(Items from a dataset)
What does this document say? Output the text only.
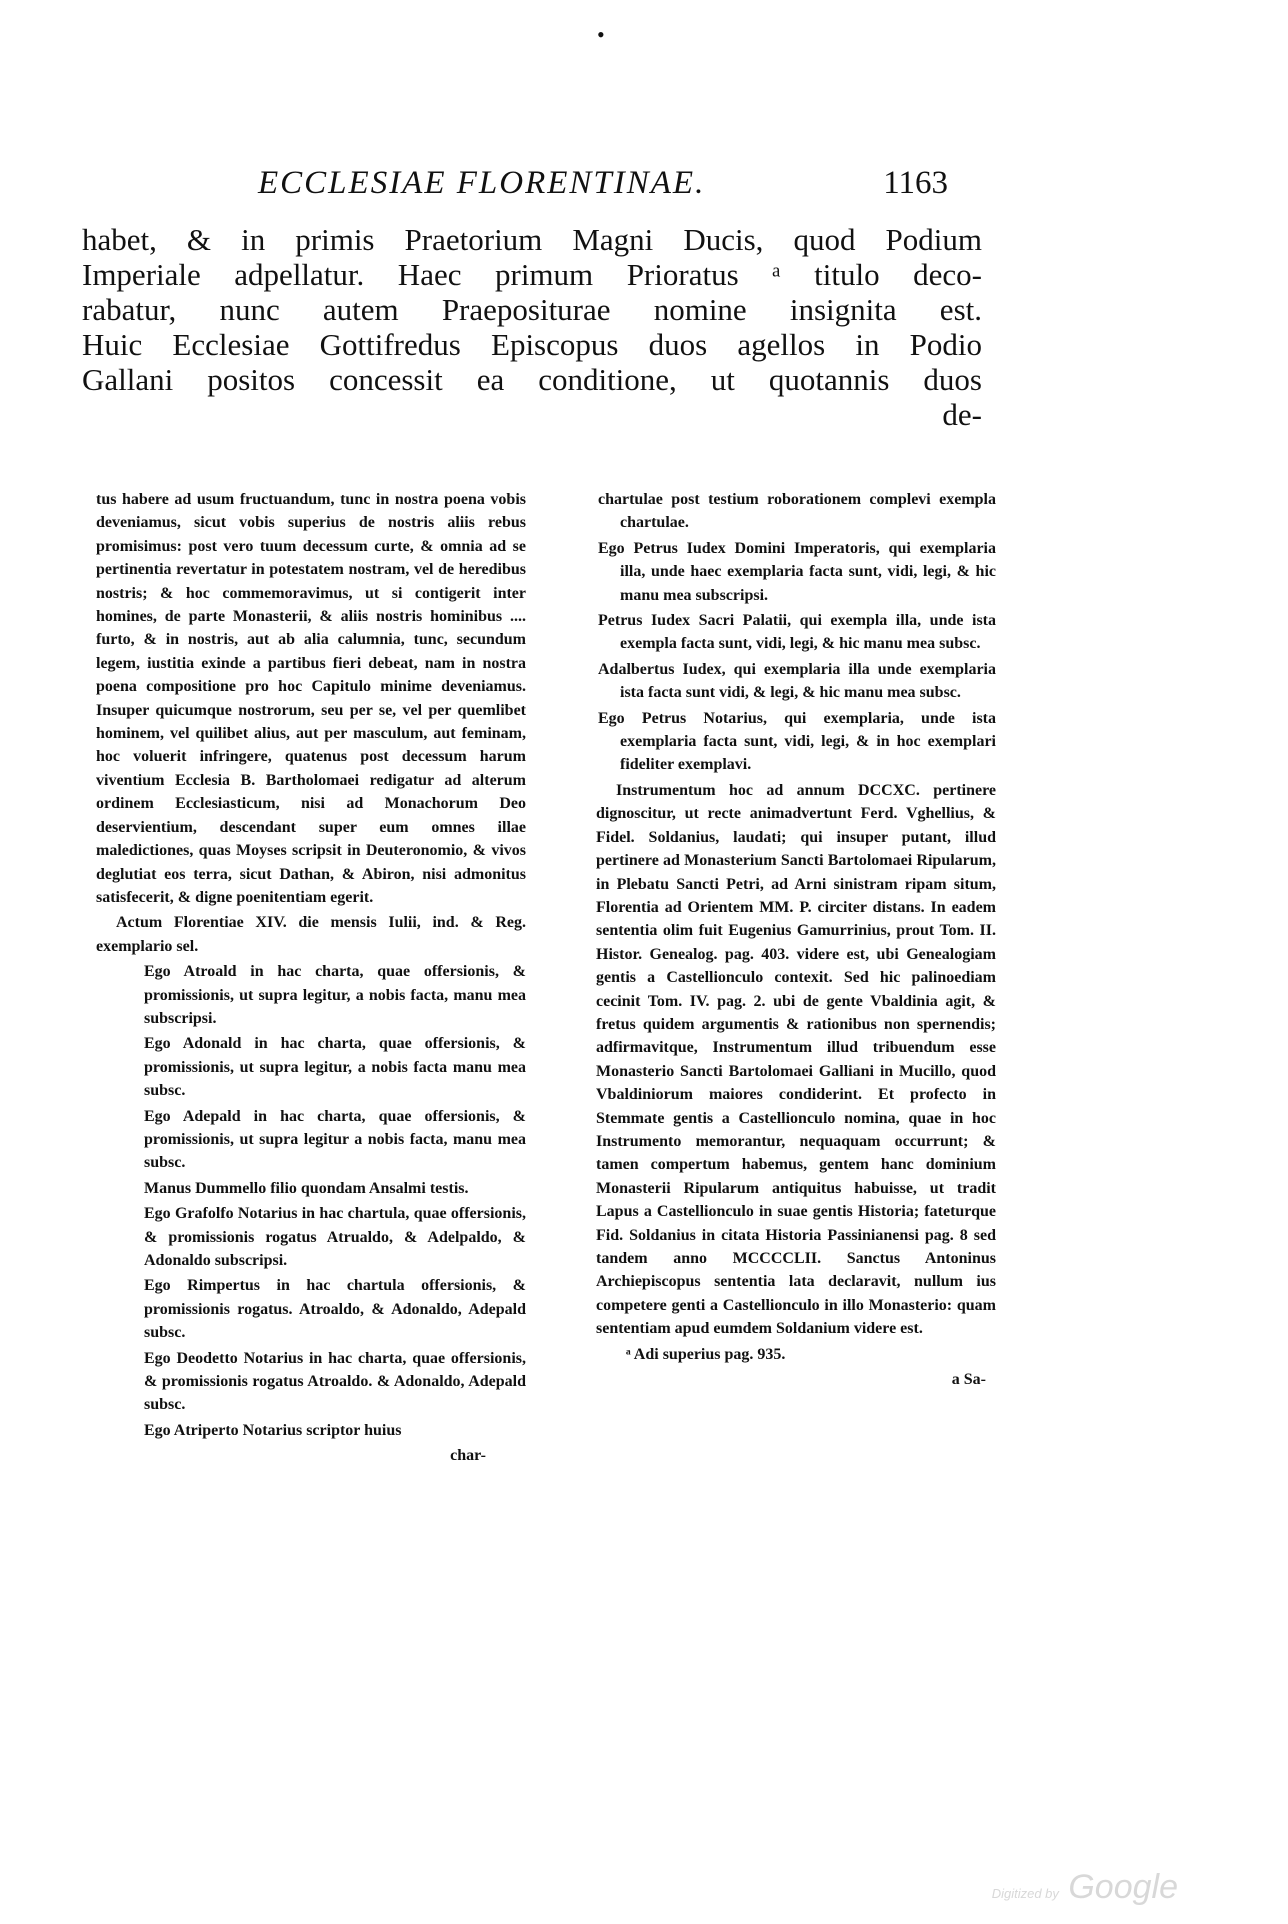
•
ECCLESIAE FLORENTINAE.	1163
habet, & in primis Praetorium Magni Ducis, quod Podium
Imperiale adpellatur. Haec primum Prioratus ᵃ titulo deco-
rabatur, nunc autem Praepositurae nomine insignita est.
Huic Ecclesiae Gottifredus Episcopus duos agellos in Podio
Gallani positos concessit ea conditione, ut quotannis duos
de-

tus habere ad usum fructuandum, tunc in nostra poena vobis deveniamus, sicut vobis superius de nostris aliis rebus promisimus: post vero tuum decessum curte, & omnia ad se pertinentia revertatur in potestatem nostram, vel de heredibus nostris; & hoc commemoravimus, ut si contigerit inter homines, de parte Monasterii, & aliis nostris hominibus .... furto, & in nostris, aut ab alia calumnia, tunc, secundum legem, iustitia exinde a partibus fieri debeat, nam in nostra poena compositione pro hoc Capitulo minime deveniamus. Insuper quicumque nostrorum, seu per se, vel per quemlibet hominem, vel quilibet alius, aut per masculum, aut feminam, hoc voluerit infringere, quatenus post decessum harum viventium Ecclesia B. Bartholomaei redigatur ad alterum ordinem Ecclesiasticum, nisi ad Monachorum Deo deservientium, descendant super eum omnes illae maledictiones, quas Moyses scripsit in Deuteronomio, & vivos deglutiat eos terra, sicut Dathan, & Abiron, nisi admonitus satisfecerit, & digne poenitentiam egerit.

Actum Florentiae XIV. die mensis Iulii, ind. & Reg. exemplario sel.

Ego Atroald in hac charta, quae offersionis, & promissionis, ut supra legitur, a nobis facta, manu mea subscripsi.

Ego Adonald in hac charta, quae offersionis, & promissionis, ut supra legitur, a nobis facta manu mea subsc.

Ego Adepald in hac charta, quae offersionis, & promissionis, ut supra legitur a nobis facta, manu mea subsc.

Manus Dummello filio quondam Ansalmi testis.

Ego Grafolfo Notarius in hac chartula, quae offersionis, & promissionis rogatus Atrualdo, & Adelpaldo, & Adonaldo subscripsi.

Ego Rimpertus in hac chartula offersionis, & promissionis rogatus. Atroaldo, & Adonaldo, Adepald subsc.

Ego Deodetto Notarius in hac charta, quae offersionis, & promissionis rogatus Atroaldo. & Adonaldo, Adepald subsc.

Ego Atriperto Notarius scriptor huius

char-

chartulae post testium roborationem complevi exempla chartulae.

Ego Petrus Iudex Domini Imperatoris, qui exemplaria illa, unde haec exemplaria facta sunt, vidi, legi, & hic manu mea subscripsi.

Petrus Iudex Sacri Palatii, qui exempla illa, unde ista exempla facta sunt, vidi, legi, & hic manu mea subsc.

Adalbertus Iudex, qui exemplaria illa unde exemplaria ista facta sunt vidi, & legi, & hic manu mea subsc.

Ego Petrus Notarius, qui exemplaria, unde ista exemplaria facta sunt, vidi, legi, & in hoc exemplari fideliter exemplavi.

Instrumentum hoc ad annum DCCXC. pertinere dignoscitur, ut recte animadvertunt Ferd. Vghellius, & Fidel. Soldanius, laudati; qui insuper putant, illud pertinere ad Monasterium Sancti Bartolomaei Ripularum, in Plebatu Sancti Petri, ad Arni sinistram ripam situm, Florentia ad Orientem MM. P. circiter distans. In eadem sententia olim fuit Eugenius Gamurrinius, prout Tom. II. Histor. Genealog. pag. 403. videre est, ubi Genealogiam gentis a Castellionculo contexit. Sed hic palinoediam cecinit Tom. IV. pag. 2. ubi de gente Vbaldinia agit, & fretus quidem argumentis & rationibus non spernendis; adfirmavitque, Instrumentum illud tribuendum esse Monasterio Sancti Bartolomaei Galliani in Mucillo, quod Vbaldiniorum maiores condiderint. Et profecto in Stemmate gentis a Castellionculo nomina, quae in hoc Instrumento memorantur, nequaquam occurrunt; & tamen compertum habemus, gentem hanc dominium Monasterii Ripularum antiquitus habuisse, ut tradit Lapus a Castellionculo in suae gentis Historia; fateturque Fid. Soldanius in citata Historia Passinianensi pag. 8 sed tandem anno MCCCCLII. Sanctus Antoninus Archiepiscopus sententia lata declaravit, nullum ius competere genti a Castellionculo in illo Monasterio: quam sententiam apud eumdem Soldanium videre est.

ᵃ Adi superius pag. 935.

a Sa-

Digitized by Google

** The request **
Above are the records; copy every line in them that holds the word "Adepald".

** Solution to the exercise **
Ego Adepald in hac charta, quae offersionis, & promissionis, ut supra legitur a nobis facta, manu mea subsc.
Ego Rimpertus in hac chartula offersionis, & promissionis rogatus. Atroaldo, & Adonaldo, Adepald subsc.
Ego Deodetto Notarius in hac charta, quae offersionis, & promissionis rogatus Atroaldo. & Adonaldo, Adepald subsc.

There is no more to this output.